BEGIN INPUT RECORDS

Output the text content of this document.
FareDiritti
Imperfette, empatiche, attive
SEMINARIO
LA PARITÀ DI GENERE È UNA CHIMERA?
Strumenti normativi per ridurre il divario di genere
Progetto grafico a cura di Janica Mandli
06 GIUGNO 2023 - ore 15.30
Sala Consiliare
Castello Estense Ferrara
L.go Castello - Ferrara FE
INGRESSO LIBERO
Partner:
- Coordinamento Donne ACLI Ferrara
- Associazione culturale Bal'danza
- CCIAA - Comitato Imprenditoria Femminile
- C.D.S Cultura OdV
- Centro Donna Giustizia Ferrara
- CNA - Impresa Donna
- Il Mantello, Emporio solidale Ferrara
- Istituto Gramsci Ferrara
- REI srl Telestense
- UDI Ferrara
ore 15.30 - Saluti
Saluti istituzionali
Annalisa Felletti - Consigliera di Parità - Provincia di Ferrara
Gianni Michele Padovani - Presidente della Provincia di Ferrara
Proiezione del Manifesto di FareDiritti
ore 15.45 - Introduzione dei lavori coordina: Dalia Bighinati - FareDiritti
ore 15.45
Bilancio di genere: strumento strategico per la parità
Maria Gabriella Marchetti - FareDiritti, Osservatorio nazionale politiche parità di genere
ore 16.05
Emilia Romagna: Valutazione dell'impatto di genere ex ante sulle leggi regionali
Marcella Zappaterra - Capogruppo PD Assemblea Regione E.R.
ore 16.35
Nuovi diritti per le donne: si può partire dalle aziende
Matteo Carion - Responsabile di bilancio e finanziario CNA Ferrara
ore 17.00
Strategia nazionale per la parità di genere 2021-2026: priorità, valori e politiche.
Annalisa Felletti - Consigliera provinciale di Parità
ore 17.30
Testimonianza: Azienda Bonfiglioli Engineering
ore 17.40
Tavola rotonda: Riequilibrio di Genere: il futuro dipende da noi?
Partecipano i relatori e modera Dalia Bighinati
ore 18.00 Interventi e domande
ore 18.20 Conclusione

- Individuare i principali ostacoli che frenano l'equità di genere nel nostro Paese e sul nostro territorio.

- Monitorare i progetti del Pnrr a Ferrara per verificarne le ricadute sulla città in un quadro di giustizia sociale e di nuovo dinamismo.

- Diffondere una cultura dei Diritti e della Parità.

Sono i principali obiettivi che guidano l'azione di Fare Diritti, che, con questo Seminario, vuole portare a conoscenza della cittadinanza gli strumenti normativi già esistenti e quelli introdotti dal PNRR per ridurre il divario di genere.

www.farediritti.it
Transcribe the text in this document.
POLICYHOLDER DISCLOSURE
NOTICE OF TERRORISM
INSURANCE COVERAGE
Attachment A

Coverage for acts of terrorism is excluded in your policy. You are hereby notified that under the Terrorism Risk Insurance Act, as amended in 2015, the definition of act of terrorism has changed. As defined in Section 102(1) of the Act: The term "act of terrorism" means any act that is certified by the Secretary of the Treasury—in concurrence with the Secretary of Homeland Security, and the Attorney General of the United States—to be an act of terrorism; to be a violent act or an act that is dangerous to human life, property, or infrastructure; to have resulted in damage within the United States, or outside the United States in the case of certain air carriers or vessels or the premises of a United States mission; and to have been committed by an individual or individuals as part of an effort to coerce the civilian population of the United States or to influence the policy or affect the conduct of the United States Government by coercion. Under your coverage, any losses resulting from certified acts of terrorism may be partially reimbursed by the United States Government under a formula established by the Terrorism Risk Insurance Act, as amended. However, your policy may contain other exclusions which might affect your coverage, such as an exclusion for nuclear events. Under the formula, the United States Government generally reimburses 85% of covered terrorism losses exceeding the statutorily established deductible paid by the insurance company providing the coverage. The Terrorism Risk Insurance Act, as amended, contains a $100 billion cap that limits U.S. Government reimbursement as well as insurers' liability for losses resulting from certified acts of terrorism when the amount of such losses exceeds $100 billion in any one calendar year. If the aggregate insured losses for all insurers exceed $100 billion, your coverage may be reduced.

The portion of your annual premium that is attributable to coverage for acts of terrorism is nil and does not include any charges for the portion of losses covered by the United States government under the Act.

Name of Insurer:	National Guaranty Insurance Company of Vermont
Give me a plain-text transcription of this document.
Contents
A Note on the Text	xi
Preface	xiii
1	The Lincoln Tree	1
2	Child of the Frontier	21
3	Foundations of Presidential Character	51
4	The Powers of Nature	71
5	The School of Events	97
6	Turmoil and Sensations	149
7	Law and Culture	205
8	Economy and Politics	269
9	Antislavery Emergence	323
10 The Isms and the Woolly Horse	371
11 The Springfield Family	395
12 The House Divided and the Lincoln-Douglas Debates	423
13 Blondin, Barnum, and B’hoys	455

END INPUT RECORDS

WORK TO DO:
Please set down all the data word for word.

COMPLETED EXERCISE:
Output the text content of this document.
FareDiritti
Imperfette, empatiche, attive
SEMINARIO
LA PARITÀ DI GENERE È UNA CHIMERA?
Strumenti normativi per ridurre il divario di genere
Progetto grafico a cura di Janica Mandli
06 GIUGNO 2023 - ore 15.30
Sala Consiliare
Castello Estense Ferrara
L.go Castello - Ferrara FE
INGRESSO LIBERO
Partner:
- Coordinamento Donne ACLI Ferrara
- Associazione culturale Bal'danza
- CCIAA - Comitato Imprenditoria Femminile
- C.D.S Cultura OdV
- Centro Donna Giustizia Ferrara
- CNA - Impresa Donna
- Il Mantello, Emporio solidale Ferrara
- Istituto Gramsci Ferrara
- REI srl Telestense
- UDI Ferrara
ore 15.30 - Saluti
Saluti istituzionali
Annalisa Felletti - Consigliera di Parità - Provincia di Ferrara
Gianni Michele Padovani - Presidente della Provincia di Ferrara
Proiezione del Manifesto di FareDiritti
ore 15.45 - Introduzione dei lavori coordina: Dalia Bighinati - FareDiritti
ore 15.45
Bilancio di genere: strumento strategico per la parità
Maria Gabriella Marchetti - FareDiritti, Osservatorio nazionale politiche parità di genere
ore 16.05
Emilia Romagna: Valutazione dell'impatto di genere ex ante sulle leggi regionali
Marcella Zappaterra - Capogruppo PD Assemblea Regione E.R.
ore 16.35
Nuovi diritti per le donne: si può partire dalle aziende
Matteo Carion - Responsabile di bilancio e finanziario CNA Ferrara
ore 17.00
Strategia nazionale per la parità di genere 2021-2026: priorità, valori e politiche.
Annalisa Felletti - Consigliera provinciale di Parità
ore 17.30
Testimonianza: Azienda Bonfiglioli Engineering
ore 17.40
Tavola rotonda: Riequilibrio di Genere: il futuro dipende da noi?
Partecipano i relatori e modera Dalia Bighinati
ore 18.00 Interventi e domande
ore 18.20 Conclusione

- Individuare i principali ostacoli che frenano l'equità di genere nel nostro Paese e sul nostro territorio.

- Monitorare i progetti del Pnrr a Ferrara per verificarne le ricadute sulla città in un quadro di giustizia sociale e di nuovo dinamismo.

- Diffondere una cultura dei Diritti e della Parità.

Sono i principali obiettivi che guidano l'azione di Fare Diritti, che, con questo Seminario, vuole portare a conoscenza della cittadinanza gli strumenti normativi già esistenti e quelli introdotti dal PNRR per ridurre il divario di genere.

www.farediritti.it
Transcribe the text in this document.
POLICYHOLDER DISCLOSURE
NOTICE OF TERRORISM
INSURANCE COVERAGE
Attachment A

Coverage for acts of terrorism is excluded in your policy. You are hereby notified that under the Terrorism Risk Insurance Act, as amended in 2015, the definition of act of terrorism has changed. As defined in Section 102(1) of the Act: The term "act of terrorism" means any act that is certified by the Secretary of the Treasury—in concurrence with the Secretary of Homeland Security, and the Attorney General of the United States—to be an act of terrorism; to be a violent act or an act that is dangerous to human life, property, or infrastructure; to have resulted in damage within the United States, or outside the United States in the case of certain air carriers or vessels or the premises of a United States mission; and to have been committed by an individual or individuals as part of an effort to coerce the civilian population of the United States or to influence the policy or affect the conduct of the United States Government by coercion. Under your coverage, any losses resulting from certified acts of terrorism may be partially reimbursed by the United States Government under a formula established by the Terrorism Risk Insurance Act, as amended. However, your policy may contain other exclusions which might affect your coverage, such as an exclusion for nuclear events. Under the formula, the United States Government generally reimburses 85% of covered terrorism losses exceeding the statutorily established deductible paid by the insurance company providing the coverage. The Terrorism Risk Insurance Act, as amended, contains a $100 billion cap that limits U.S. Government reimbursement as well as insurers' liability for losses resulting from certified acts of terrorism when the amount of such losses exceeds $100 billion in any one calendar year. If the aggregate insured losses for all insurers exceed $100 billion, your coverage may be reduced.

The portion of your annual premium that is attributable to coverage for acts of terrorism is nil and does not include any charges for the portion of losses covered by the United States government under the Act.

Name of Insurer:	National Guaranty Insurance Company of Vermont
Give me a plain-text transcription of this document.
Contents
A Note on the Text	xi
Preface	xiii
1	The Lincoln Tree	1
2	Child of the Frontier	21
3	Foundations of Presidential Character	51
4	The Powers of Nature	71
5	The School of Events	97
6	Turmoil and Sensations	149
7	Law and Culture	205
8	Economy and Politics	269
9	Antislavery Emergence	323
10 The Isms and the Woolly Horse	371
11 The Springfield Family	395
12 The House Divided and the Lincoln-Douglas Debates	423
13 Blondin, Barnum, and B’hoys	455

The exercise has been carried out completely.